Textauszug:
Will sagen: wer braucht eine schwule Lesebühne? Schwule Autoren sollten sich in bestehende literarische Zusammenhänge integrieren und dort zeigen, was sie anders machen. Beispiel Joachim Helfer, dessen Bekanntheit sehr viel stärker aus seiner „Gschaftlhuberei“ als von seinen wenigen Veröffentlichungen resultiert. Er ist mit seinem Charme den verschiedensten Einrichtungen auf die Pelle gerückt, hat moderiert und dergleichen, und das unbeschadet der Tatsache, dass seine Bücher stets zu einhundert Prozent in schwulen Zusammenhängen spielen. Von nix kommt nix!
Endlich ein argumentativer Kern: Von nix kommt nix! Das muss ich mir merken.
Der Kern nützt allerdings nur demjenigen etwas, der weiß, was was ist 😉
In München läuft zur Zeit das ‚Literaturfest‘ mit Bücherschau und Interviews mit Autoren. Neben den großen Verlagen sind auch kleine dabei, von denen wohl nur Fachleute gehört haben. Es gibt auch Gemeinschaftsstände und leere Stände. Schwule Verlage habe ich nicht gesehen. Ich denke, es wäre eine schöne Gelegenheit, sich – vielleicht ebenfalls mit einem Gemeinschaftsstand – auch nicht-schwulen Lesern zu präsentieren, die möglicherweise noch gar nicht wissen, daß es diese Verlage gibt, bzw. die Literatur, die sie vertreten. Es müssen ja nicht unbedingt Pornos oder Aktbildbände sein (obwohl auch ein opulenter Mapplethorpe ausliegt).
Aber nichts ist. Dann darf man sich auf Verleger-/Autorenseite aber auch nicht beklagen, daß man a) nicht aus der Nische herauskommt und b) zu wenig Bücher verkauft.
George
@ George: Putzig, wieso denkst Du bei Büchern aus schwulen Verlagen gleich an Pornos und Aktfotografie? Es sind zum guten Teil solche Vorurteile, die uns zu schaffen machen. Unter den inzwischen 300 Büchern unseres Verlags sind gerade mal elf Pornos, das spielt also ohnehin keine Rolle.
Unser Verlag war fast zwanzig Jahre lang auf der Frankfurter Buchmesse vertreten. Dass wir nun nicht mehr hinfahren liegt daran, dass die Scheuklappen des Publikums immer größer geworden sind. Es ist ziemlich zermürbend zu sehen, wie hunderte und tausende von Menschen vorbeigehen und mit einem „ach, schwul“ ruckartig den Kopf zur anderen Seite drehen. Dass wir IN DIESEM JAHR nicht auf dem Münchner Lesefest sind heißt mit Sicherheit nicht, dass wir es nicht versucht haben, auf solchen Events Präsenz zu zeigen. Also bitte etwas Vorsicht mit schnellen Schlussfolgerungen! Nur Idioten laufen immer wieder vor dieselbe Wand, wir sind alt genug, um als Fehlern oder Misserfolgen zu lernen.
Ralf König wird heute Abend in München in einer Talkrunde mit Christoph Süß zu sehen und hören sein. Ralf zeichnet und veröffentlicht seit dreißig Jahren, und er wird eingeladen, nachdem er drei Bücher über gänzlich Unschwules, nämlich über Figuren der christlichen Mythologie veröffentlicht hat. Wer das für einen Zufall hält, müsste schon recht naiv sein. Und genau darauf kommt es an: in diese Veranstaltungsprogramme aufgenommen zu werden. Daran beißen wir uns derzeit leider immer noch die Zähne aus. Ob wir mit einem Stand vertreten sind wäre von gleicher Wichtigkeit wie der sprichwörtliche Sack Reis in China, der umfällt oder nicht.

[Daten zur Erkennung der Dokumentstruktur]

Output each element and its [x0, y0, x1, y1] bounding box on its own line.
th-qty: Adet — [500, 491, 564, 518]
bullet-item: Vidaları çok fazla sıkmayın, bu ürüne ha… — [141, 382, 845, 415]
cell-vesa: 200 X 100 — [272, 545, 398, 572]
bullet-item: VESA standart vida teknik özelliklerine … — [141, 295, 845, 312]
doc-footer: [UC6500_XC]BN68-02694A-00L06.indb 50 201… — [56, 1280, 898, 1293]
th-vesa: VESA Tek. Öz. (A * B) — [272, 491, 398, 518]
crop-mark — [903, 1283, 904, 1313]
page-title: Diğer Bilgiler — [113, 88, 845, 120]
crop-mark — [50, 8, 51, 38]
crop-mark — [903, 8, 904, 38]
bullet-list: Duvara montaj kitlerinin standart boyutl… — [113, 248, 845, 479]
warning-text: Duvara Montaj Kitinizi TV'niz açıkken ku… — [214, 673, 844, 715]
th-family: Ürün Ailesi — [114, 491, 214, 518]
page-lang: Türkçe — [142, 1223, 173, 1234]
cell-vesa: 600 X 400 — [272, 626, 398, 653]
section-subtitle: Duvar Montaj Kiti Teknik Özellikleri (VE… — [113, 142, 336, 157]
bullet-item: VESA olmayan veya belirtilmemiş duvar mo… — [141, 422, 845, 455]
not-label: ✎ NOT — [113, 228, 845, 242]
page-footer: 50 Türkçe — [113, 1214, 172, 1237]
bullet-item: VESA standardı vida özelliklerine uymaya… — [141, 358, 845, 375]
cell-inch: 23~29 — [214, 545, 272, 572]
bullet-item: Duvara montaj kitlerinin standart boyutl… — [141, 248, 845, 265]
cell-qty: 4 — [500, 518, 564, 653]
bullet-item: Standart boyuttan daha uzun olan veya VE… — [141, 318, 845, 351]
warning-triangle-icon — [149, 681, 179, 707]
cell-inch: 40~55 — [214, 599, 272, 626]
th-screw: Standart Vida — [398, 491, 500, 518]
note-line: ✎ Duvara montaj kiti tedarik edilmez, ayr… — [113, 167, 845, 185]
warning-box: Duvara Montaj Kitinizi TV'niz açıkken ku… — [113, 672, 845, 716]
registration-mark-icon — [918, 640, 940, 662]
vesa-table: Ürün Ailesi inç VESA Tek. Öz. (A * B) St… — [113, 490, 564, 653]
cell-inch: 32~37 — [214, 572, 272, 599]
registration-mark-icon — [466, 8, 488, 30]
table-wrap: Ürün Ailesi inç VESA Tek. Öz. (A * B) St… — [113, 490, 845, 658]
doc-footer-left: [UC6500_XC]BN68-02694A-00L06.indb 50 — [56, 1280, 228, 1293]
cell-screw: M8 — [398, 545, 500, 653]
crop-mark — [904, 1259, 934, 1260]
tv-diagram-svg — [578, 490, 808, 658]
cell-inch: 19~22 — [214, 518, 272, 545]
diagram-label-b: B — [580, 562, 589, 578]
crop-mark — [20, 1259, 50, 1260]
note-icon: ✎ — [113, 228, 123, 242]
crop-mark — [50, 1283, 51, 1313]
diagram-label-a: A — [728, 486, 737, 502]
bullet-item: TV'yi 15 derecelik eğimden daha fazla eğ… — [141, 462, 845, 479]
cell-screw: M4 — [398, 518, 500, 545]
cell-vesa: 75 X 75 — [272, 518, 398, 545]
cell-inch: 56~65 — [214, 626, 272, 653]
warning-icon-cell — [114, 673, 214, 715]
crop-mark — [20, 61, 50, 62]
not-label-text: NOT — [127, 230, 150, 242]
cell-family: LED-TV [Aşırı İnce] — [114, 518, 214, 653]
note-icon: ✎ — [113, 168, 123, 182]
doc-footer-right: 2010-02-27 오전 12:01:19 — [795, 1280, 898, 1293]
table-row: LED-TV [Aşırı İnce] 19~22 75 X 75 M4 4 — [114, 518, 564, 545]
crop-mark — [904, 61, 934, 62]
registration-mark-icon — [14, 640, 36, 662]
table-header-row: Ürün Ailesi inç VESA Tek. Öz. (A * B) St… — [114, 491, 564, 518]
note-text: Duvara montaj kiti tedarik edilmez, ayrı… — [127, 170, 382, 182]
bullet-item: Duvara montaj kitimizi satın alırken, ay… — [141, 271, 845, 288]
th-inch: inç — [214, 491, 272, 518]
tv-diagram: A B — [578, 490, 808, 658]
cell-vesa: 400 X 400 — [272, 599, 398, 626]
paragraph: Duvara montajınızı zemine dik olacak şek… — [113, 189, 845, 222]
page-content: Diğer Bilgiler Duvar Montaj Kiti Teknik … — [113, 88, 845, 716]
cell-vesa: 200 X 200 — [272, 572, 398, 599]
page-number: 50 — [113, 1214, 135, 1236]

Aufgabenstellung: Gib den Abschnitt des Textauszugs über schwule Verlage wieder, der bei den Worten „Der Kern nützt“ beginnt und nach „wenig Bücher verkauft.“ endet. Benenne dabei „Literaturfest“ in „Bücherfest“ um.

Ergebnis:
Der Kern nützt allerdings nur demjenigen etwas, der weiß, was was ist 😉
In München läuft zur Zeit das ‚Bücherfest‘ mit Bücherschau und Interviews mit Autoren. Neben den großen Verlagen sind auch kleine dabei, von denen wohl nur Fachleute gehört haben. Es gibt auch Gemeinschaftsstände und leere Stände. Schwule Verlage habe ich nicht gesehen. Ich denke, es wäre eine schöne Gelegenheit, sich – vielleicht ebenfalls mit einem Gemeinschaftsstand – auch nicht-schwulen Lesern zu präsentieren, die möglicherweise noch gar nicht wissen, daß es diese Verlage gibt, bzw. die Literatur, die sie vertreten. Es müssen ja nicht unbedingt Pornos oder Aktbildbände sein (obwohl auch ein opulenter Mapplethorpe ausliegt).
Aber nichts ist. Dann darf man sich auf Verleger-/Autorenseite aber auch nicht beklagen, daß man a) nicht aus der Nische herauskommt und b) zu wenig Bücher verkauft.